DESCRIPTION OF THE TASK |
Report each line of the data that has "případě" somewhere in it.

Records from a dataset
═══

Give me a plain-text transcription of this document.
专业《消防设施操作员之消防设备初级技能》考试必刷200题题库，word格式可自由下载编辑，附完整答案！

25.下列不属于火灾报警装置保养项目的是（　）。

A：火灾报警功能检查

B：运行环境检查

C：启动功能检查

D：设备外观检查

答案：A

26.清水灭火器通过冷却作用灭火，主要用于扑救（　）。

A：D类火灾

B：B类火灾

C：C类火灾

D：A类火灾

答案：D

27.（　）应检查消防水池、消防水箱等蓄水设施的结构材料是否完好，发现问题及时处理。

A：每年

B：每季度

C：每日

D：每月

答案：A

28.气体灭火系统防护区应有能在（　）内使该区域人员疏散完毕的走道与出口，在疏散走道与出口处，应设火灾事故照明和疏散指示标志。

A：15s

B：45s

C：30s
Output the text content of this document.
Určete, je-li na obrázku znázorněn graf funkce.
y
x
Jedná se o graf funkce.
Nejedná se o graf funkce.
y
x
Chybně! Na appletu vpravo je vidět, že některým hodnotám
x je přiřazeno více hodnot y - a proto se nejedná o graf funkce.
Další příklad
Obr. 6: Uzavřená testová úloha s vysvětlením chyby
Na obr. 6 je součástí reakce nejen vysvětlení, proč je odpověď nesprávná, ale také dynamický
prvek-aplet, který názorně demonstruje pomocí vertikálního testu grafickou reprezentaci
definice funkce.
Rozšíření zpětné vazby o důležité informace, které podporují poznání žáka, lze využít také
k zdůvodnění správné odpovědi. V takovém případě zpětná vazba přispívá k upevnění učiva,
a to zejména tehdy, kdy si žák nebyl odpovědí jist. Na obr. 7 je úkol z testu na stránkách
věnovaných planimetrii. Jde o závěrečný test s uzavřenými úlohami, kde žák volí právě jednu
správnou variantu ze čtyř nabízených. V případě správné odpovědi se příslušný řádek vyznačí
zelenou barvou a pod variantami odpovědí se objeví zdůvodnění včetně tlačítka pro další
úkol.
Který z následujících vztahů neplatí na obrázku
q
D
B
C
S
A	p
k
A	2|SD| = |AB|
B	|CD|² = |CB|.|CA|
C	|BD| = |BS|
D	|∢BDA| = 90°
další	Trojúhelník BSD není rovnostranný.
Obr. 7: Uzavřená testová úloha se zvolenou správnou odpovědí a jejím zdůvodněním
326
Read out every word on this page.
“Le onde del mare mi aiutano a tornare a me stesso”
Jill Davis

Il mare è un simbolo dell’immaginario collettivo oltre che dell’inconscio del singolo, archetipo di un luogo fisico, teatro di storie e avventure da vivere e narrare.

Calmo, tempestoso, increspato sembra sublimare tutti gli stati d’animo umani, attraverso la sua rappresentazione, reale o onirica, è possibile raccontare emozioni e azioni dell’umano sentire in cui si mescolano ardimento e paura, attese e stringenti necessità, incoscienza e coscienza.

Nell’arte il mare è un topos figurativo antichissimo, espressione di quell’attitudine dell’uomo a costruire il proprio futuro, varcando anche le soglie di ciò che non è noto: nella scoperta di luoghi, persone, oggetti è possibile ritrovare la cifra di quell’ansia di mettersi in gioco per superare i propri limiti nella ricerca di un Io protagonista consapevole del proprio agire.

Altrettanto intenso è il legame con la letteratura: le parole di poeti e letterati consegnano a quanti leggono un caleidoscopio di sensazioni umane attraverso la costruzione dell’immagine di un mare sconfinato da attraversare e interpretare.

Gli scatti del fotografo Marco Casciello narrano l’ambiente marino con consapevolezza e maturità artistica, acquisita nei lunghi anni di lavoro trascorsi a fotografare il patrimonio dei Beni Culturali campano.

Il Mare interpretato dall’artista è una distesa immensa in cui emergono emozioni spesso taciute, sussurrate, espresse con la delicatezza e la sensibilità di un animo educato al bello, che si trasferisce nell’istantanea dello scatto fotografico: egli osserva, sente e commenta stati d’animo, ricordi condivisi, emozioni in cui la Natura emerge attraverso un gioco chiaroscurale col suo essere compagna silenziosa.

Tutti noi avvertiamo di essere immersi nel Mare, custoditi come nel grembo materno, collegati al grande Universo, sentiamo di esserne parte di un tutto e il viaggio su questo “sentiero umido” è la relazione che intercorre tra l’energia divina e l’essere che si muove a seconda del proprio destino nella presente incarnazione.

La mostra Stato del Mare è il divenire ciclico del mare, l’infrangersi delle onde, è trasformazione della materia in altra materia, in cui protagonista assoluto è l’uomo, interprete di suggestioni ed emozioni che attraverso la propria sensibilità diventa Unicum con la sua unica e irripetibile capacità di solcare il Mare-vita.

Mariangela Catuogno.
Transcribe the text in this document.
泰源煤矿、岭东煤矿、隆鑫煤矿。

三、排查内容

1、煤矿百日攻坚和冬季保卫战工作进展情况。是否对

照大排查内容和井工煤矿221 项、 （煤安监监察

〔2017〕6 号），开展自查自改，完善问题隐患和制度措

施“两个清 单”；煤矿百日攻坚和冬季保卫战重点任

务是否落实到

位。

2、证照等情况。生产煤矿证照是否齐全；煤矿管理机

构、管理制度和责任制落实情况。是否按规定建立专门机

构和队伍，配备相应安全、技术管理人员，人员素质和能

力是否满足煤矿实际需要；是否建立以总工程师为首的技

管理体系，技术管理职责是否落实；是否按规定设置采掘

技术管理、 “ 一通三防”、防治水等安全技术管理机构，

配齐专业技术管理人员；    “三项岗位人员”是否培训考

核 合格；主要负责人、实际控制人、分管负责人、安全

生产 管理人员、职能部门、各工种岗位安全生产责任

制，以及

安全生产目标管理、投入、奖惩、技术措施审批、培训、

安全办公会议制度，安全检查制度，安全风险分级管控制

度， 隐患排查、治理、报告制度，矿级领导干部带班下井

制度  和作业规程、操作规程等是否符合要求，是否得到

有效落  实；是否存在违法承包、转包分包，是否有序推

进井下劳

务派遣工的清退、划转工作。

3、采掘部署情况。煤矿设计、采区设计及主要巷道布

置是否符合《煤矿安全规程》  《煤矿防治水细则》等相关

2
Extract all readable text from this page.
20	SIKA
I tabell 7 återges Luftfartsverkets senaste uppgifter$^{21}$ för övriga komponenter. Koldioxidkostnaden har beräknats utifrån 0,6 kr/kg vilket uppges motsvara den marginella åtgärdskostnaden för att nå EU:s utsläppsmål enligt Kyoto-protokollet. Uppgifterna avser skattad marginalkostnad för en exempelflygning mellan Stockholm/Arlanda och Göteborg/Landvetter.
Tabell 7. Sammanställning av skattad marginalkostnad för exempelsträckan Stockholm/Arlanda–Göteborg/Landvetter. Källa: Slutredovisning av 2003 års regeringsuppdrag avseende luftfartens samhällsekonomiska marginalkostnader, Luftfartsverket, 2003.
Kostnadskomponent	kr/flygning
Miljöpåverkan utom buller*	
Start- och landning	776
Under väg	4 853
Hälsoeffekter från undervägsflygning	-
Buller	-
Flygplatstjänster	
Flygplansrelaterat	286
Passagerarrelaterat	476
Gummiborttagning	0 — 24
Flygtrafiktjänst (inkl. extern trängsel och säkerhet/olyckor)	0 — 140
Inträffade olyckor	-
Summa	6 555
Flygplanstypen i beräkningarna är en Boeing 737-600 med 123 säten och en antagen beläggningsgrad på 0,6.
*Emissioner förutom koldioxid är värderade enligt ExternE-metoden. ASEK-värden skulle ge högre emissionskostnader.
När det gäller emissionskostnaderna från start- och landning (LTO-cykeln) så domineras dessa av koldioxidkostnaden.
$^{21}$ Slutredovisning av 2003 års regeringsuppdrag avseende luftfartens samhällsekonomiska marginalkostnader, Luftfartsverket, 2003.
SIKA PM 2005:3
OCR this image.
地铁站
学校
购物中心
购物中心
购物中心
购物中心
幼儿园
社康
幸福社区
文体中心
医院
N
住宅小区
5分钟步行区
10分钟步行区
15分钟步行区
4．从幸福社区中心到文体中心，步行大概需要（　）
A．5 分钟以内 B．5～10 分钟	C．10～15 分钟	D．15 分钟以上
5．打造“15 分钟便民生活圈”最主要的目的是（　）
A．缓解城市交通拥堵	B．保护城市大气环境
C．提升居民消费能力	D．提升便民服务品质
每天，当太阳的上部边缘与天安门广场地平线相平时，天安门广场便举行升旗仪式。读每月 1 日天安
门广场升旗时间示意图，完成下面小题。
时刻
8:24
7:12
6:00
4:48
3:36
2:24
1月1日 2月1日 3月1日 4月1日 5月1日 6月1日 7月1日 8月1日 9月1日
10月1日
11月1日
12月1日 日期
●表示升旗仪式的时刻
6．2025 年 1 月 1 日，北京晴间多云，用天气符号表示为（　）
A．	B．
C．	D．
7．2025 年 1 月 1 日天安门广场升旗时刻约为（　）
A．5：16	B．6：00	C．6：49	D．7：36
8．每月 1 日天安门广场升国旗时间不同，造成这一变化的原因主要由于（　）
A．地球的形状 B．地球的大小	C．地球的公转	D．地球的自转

═══

THE SOLUTION |
k zdůvodnění správné odpovědi. V takovém případě zpětná vazba přispívá k upevnění učiva,
správnou variantu ze čtyř nabízených. V případě správné odpovědi se příslušný řádek vyznačí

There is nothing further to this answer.